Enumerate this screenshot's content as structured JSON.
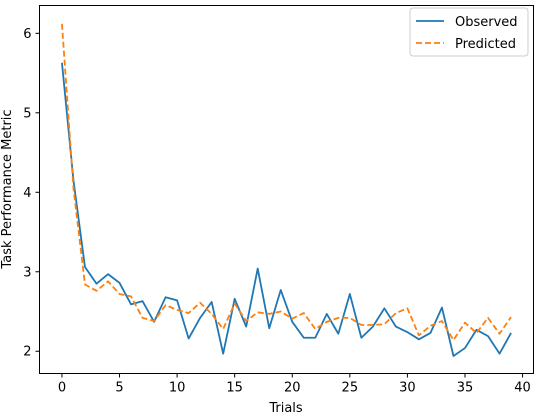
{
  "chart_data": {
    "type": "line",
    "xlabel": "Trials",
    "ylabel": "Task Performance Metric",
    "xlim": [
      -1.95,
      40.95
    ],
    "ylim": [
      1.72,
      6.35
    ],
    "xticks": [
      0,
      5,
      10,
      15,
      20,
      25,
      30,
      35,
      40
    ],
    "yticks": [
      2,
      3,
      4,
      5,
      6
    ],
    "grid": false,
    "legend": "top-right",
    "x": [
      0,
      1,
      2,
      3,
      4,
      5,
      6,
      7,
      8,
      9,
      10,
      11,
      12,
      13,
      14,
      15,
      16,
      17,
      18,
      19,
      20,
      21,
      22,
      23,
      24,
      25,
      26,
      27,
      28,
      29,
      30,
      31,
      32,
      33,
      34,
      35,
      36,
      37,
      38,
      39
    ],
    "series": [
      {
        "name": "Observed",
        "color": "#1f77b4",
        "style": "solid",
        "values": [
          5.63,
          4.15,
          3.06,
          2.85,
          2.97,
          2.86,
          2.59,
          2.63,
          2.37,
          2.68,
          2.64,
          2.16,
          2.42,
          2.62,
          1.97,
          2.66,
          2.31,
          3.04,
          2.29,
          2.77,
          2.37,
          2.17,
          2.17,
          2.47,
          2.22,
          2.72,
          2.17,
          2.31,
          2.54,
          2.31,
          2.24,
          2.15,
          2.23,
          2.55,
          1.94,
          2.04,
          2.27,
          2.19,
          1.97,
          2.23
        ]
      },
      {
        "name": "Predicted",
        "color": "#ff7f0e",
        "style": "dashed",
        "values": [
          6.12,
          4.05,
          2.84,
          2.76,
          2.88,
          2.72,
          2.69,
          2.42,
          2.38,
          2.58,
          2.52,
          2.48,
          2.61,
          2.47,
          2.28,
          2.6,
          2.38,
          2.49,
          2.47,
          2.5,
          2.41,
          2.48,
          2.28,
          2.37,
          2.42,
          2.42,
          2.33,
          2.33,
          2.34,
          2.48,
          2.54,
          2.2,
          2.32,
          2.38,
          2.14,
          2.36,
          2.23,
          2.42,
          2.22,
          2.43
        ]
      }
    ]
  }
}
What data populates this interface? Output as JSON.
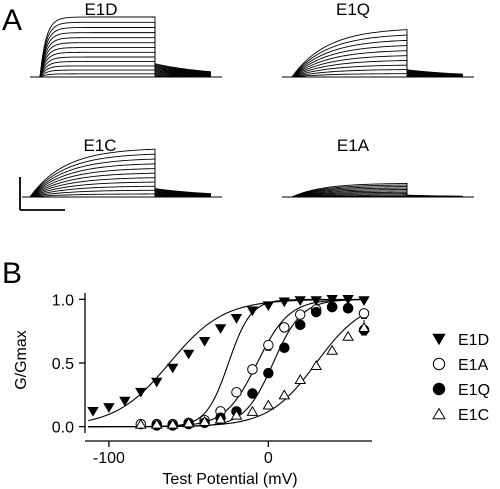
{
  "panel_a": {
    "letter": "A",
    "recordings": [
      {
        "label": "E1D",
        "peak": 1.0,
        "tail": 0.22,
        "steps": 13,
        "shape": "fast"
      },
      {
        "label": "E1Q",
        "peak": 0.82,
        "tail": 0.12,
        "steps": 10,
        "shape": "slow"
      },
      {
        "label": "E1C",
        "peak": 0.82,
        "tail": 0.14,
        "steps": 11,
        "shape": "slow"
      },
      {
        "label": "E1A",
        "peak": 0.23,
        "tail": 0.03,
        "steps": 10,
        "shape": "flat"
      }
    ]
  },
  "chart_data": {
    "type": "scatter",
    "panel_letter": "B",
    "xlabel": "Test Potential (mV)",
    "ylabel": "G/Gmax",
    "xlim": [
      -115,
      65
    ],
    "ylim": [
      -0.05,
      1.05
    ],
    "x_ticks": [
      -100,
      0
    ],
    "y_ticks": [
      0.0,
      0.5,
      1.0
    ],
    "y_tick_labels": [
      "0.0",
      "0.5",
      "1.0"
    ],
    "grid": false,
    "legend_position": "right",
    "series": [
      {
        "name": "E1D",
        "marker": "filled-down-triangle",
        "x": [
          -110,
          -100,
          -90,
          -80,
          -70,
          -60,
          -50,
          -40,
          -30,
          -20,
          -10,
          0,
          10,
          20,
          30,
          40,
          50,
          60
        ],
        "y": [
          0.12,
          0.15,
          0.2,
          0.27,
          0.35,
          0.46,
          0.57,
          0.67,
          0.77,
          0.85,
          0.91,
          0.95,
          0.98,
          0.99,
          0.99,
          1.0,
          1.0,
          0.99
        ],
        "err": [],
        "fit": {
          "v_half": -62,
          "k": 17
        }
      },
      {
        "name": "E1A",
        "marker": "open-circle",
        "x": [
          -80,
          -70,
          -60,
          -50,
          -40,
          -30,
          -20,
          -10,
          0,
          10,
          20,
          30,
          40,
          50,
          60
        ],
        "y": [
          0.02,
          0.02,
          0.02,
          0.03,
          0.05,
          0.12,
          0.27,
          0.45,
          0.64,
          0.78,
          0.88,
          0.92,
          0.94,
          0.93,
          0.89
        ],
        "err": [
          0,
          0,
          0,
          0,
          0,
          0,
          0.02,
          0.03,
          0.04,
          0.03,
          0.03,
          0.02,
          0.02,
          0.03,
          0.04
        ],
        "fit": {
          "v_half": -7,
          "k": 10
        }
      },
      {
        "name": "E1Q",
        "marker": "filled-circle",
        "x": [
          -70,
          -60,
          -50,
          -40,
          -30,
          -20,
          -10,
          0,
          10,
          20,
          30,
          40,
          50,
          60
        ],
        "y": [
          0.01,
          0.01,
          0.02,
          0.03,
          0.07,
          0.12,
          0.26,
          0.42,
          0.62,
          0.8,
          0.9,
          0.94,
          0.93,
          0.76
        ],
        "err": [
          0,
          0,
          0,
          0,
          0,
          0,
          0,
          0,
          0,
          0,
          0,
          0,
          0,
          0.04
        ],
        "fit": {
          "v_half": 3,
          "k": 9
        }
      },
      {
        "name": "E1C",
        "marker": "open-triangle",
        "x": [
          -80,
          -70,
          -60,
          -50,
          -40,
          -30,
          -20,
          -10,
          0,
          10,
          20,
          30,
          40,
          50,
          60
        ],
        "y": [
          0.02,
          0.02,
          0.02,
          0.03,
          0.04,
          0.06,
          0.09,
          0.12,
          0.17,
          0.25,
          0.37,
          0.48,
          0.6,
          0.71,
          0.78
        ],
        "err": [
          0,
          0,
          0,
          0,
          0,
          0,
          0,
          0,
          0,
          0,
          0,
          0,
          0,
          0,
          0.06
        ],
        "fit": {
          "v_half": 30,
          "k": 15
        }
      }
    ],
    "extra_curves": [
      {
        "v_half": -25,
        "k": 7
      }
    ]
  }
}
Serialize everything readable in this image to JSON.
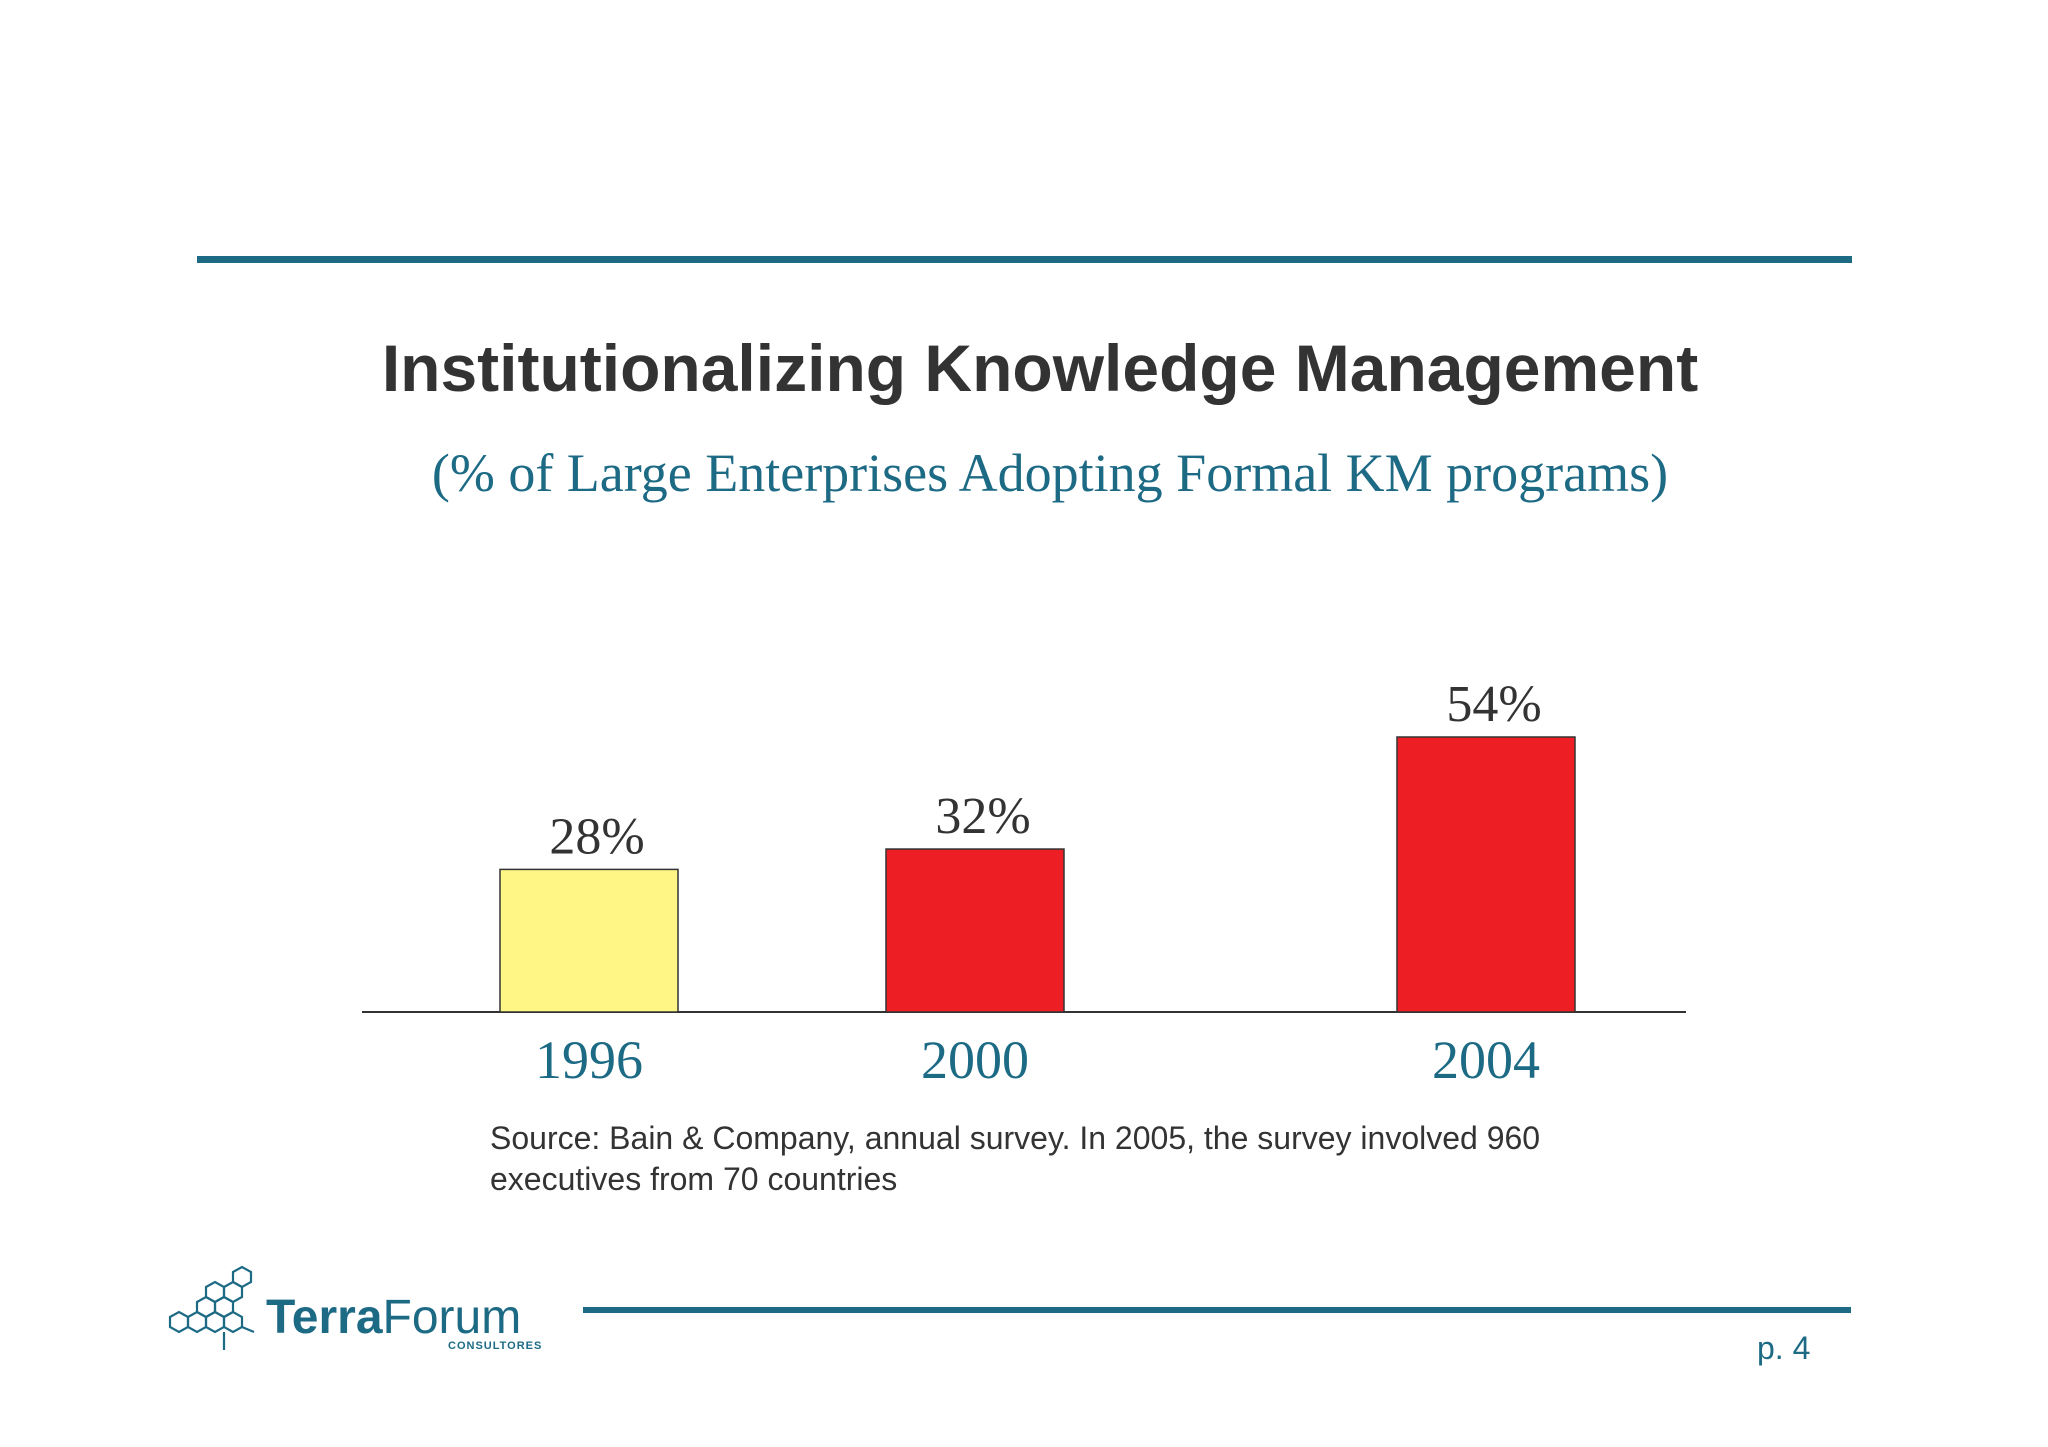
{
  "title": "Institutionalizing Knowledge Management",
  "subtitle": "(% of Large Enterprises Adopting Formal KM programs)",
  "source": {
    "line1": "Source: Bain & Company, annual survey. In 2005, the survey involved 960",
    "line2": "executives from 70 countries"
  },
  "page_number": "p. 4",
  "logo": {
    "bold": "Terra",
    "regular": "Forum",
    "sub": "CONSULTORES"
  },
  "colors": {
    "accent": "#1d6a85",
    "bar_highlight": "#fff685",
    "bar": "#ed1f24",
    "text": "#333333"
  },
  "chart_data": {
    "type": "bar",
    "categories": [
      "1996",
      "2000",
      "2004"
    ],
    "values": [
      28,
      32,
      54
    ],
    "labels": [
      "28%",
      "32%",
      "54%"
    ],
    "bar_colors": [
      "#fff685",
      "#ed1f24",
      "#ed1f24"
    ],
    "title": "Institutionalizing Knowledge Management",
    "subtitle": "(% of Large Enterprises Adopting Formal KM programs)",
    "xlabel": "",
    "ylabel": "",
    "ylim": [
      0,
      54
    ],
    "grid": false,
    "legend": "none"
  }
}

**Exercise description**
Restate the whole of the material word for word without the pictures.

**Answer below**
Enumerate this screenshot's content as structured JSON.
{
  "chart_data": {
    "type": "line",
    "xlabel": "Trials",
    "ylabel": "Task Performance Metric",
    "xlim": [
      -1.95,
      40.95
    ],
    "ylim": [
      1.72,
      6.35
    ],
    "xticks": [
      0,
      5,
      10,
      15,
      20,
      25,
      30,
      35,
      40
    ],
    "yticks": [
      2,
      3,
      4,
      5,
      6
    ],
    "grid": false,
    "legend": "top-right",
    "x": [
      0,
      1,
      2,
      3,
      4,
      5,
      6,
      7,
      8,
      9,
      10,
      11,
      12,
      13,
      14,
      15,
      16,
      17,
      18,
      19,
      20,
      21,
      22,
      23,
      24,
      25,
      26,
      27,
      28,
      29,
      30,
      31,
      32,
      33,
      34,
      35,
      36,
      37,
      38,
      39
    ],
    "series": [
      {
        "name": "Observed",
        "color": "#1f77b4",
        "style": "solid",
        "values": [
          5.63,
          4.15,
          3.06,
          2.85,
          2.97,
          2.86,
          2.59,
          2.63,
          2.37,
          2.68,
          2.64,
          2.16,
          2.42,
          2.62,
          1.97,
          2.66,
          2.31,
          3.04,
          2.29,
          2.77,
          2.37,
          2.17,
          2.17,
          2.47,
          2.22,
          2.72,
          2.17,
          2.31,
          2.54,
          2.31,
          2.24,
          2.15,
          2.23,
          2.55,
          1.94,
          2.04,
          2.27,
          2.19,
          1.97,
          2.23
        ]
      },
      {
        "name": "Predicted",
        "color": "#ff7f0e",
        "style": "dashed",
        "values": [
          6.12,
          4.05,
          2.84,
          2.76,
          2.88,
          2.72,
          2.69,
          2.42,
          2.38,
          2.58,
          2.52,
          2.48,
          2.61,
          2.47,
          2.28,
          2.6,
          2.38,
          2.49,
          2.47,
          2.5,
          2.41,
          2.48,
          2.28,
          2.37,
          2.42,
          2.42,
          2.33,
          2.33,
          2.34,
          2.48,
          2.54,
          2.2,
          2.32,
          2.38,
          2.14,
          2.36,
          2.23,
          2.42,
          2.22,
          2.43
        ]
      }
    ]
  }
}
What data populates this interface? Output as JSON.
{
  "panel_a": {
    "letter": "A",
    "recordings": [
      {
        "label": "E1D",
        "peak": 1.0,
        "tail": 0.22,
        "steps": 13,
        "shape": "fast"
      },
      {
        "label": "E1Q",
        "peak": 0.82,
        "tail": 0.12,
        "steps": 10,
        "shape": "slow"
      },
      {
        "label": "E1C",
        "peak": 0.82,
        "tail": 0.14,
        "steps": 11,
        "shape": "slow"
      },
      {
        "label": "E1A",
        "peak": 0.23,
        "tail": 0.03,
        "steps": 10,
        "shape": "flat"
      }
    ]
  },
  "chart_data": {
    "type": "scatter",
    "panel_letter": "B",
    "xlabel": "Test Potential (mV)",
    "ylabel": "G/Gmax",
    "xlim": [
      -115,
      65
    ],
    "ylim": [
      -0.05,
      1.05
    ],
    "x_ticks": [
      -100,
      0
    ],
    "y_ticks": [
      0.0,
      0.5,
      1.0
    ],
    "y_tick_labels": [
      "0.0",
      "0.5",
      "1.0"
    ],
    "grid": false,
    "legend_position": "right",
    "series": [
      {
        "name": "E1D",
        "marker": "filled-down-triangle",
        "x": [
          -110,
          -100,
          -90,
          -80,
          -70,
          -60,
          -50,
          -40,
          -30,
          -20,
          -10,
          0,
          10,
          20,
          30,
          40,
          50,
          60
        ],
        "y": [
          0.12,
          0.15,
          0.2,
          0.27,
          0.35,
          0.46,
          0.57,
          0.67,
          0.77,
          0.85,
          0.91,
          0.95,
          0.98,
          0.99,
          0.99,
          1.0,
          1.0,
          0.99
        ],
        "err": [],
        "fit": {
          "v_half": -62,
          "k": 17
        }
      },
      {
        "name": "E1A",
        "marker": "open-circle",
        "x": [
          -80,
          -70,
          -60,
          -50,
          -40,
          -30,
          -20,
          -10,
          0,
          10,
          20,
          30,
          40,
          50,
          60
        ],
        "y": [
          0.02,
          0.02,
          0.02,
          0.03,
          0.05,
          0.12,
          0.27,
          0.45,
          0.64,
          0.78,
          0.88,
          0.92,
          0.94,
          0.93,
          0.89
        ],
        "err": [
          0,
          0,
          0,
          0,
          0,
          0,
          0.02,
          0.03,
          0.04,
          0.03,
          0.03,
          0.02,
          0.02,
          0.03,
          0.04
        ],
        "fit": {
          "v_half": -7,
          "k": 10
        }
      },
      {
        "name": "E1Q",
        "marker": "filled-circle",
        "x": [
          -70,
          -60,
          -50,
          -40,
          -30,
          -20,
          -10,
          0,
          10,
          20,
          30,
          40,
          50,
          60
        ],
        "y": [
          0.01,
          0.01,
          0.02,
          0.03,
          0.07,
          0.12,
          0.26,
          0.42,
          0.62,
          0.8,
          0.9,
          0.94,
          0.93,
          0.76
        ],
        "err": [
          0,
          0,
          0,
          0,
          0,
          0,
          0,
          0,
          0,
          0,
          0,
          0,
          0,
          0.04
        ],
        "fit": {
          "v_half": 3,
          "k": 9
        }
      },
      {
        "name": "E1C",
        "marker": "open-triangle",
        "x": [
          -80,
          -70,
          -60,
          -50,
          -40,
          -30,
          -20,
          -10,
          0,
          10,
          20,
          30,
          40,
          50,
          60
        ],
        "y": [
          0.02,
          0.02,
          0.02,
          0.03,
          0.04,
          0.06,
          0.09,
          0.12,
          0.17,
          0.25,
          0.37,
          0.48,
          0.6,
          0.71,
          0.78
        ],
        "err": [
          0,
          0,
          0,
          0,
          0,
          0,
          0,
          0,
          0,
          0,
          0,
          0,
          0,
          0,
          0.06
        ],
        "fit": {
          "v_half": 30,
          "k": 15
        }
      }
    ],
    "extra_curves": [
      {
        "v_half": -25,
        "k": 7
      }
    ]
  }
}
Serialize everything readable in this image to JSON.
{
  "title": "Institutionalizing Knowledge Management",
  "subtitle": "(% of Large Enterprises Adopting Formal KM programs)",
  "source": {
    "line1": "Source: Bain & Company, annual survey. In 2005, the survey involved 960",
    "line2": "executives from 70 countries"
  },
  "page_number": "p. 4",
  "logo": {
    "bold": "Terra",
    "regular": "Forum",
    "sub": "CONSULTORES"
  },
  "colors": {
    "accent": "#1d6a85",
    "bar_highlight": "#fff685",
    "bar": "#ed1f24",
    "text": "#333333"
  },
  "chart_data": {
    "type": "bar",
    "categories": [
      "1996",
      "2000",
      "2004"
    ],
    "values": [
      28,
      32,
      54
    ],
    "labels": [
      "28%",
      "32%",
      "54%"
    ],
    "bar_colors": [
      "#fff685",
      "#ed1f24",
      "#ed1f24"
    ],
    "title": "Institutionalizing Knowledge Management",
    "subtitle": "(% of Large Enterprises Adopting Formal KM programs)",
    "xlabel": "",
    "ylabel": "",
    "ylim": [
      0,
      54
    ],
    "grid": false,
    "legend": "none"
  }
}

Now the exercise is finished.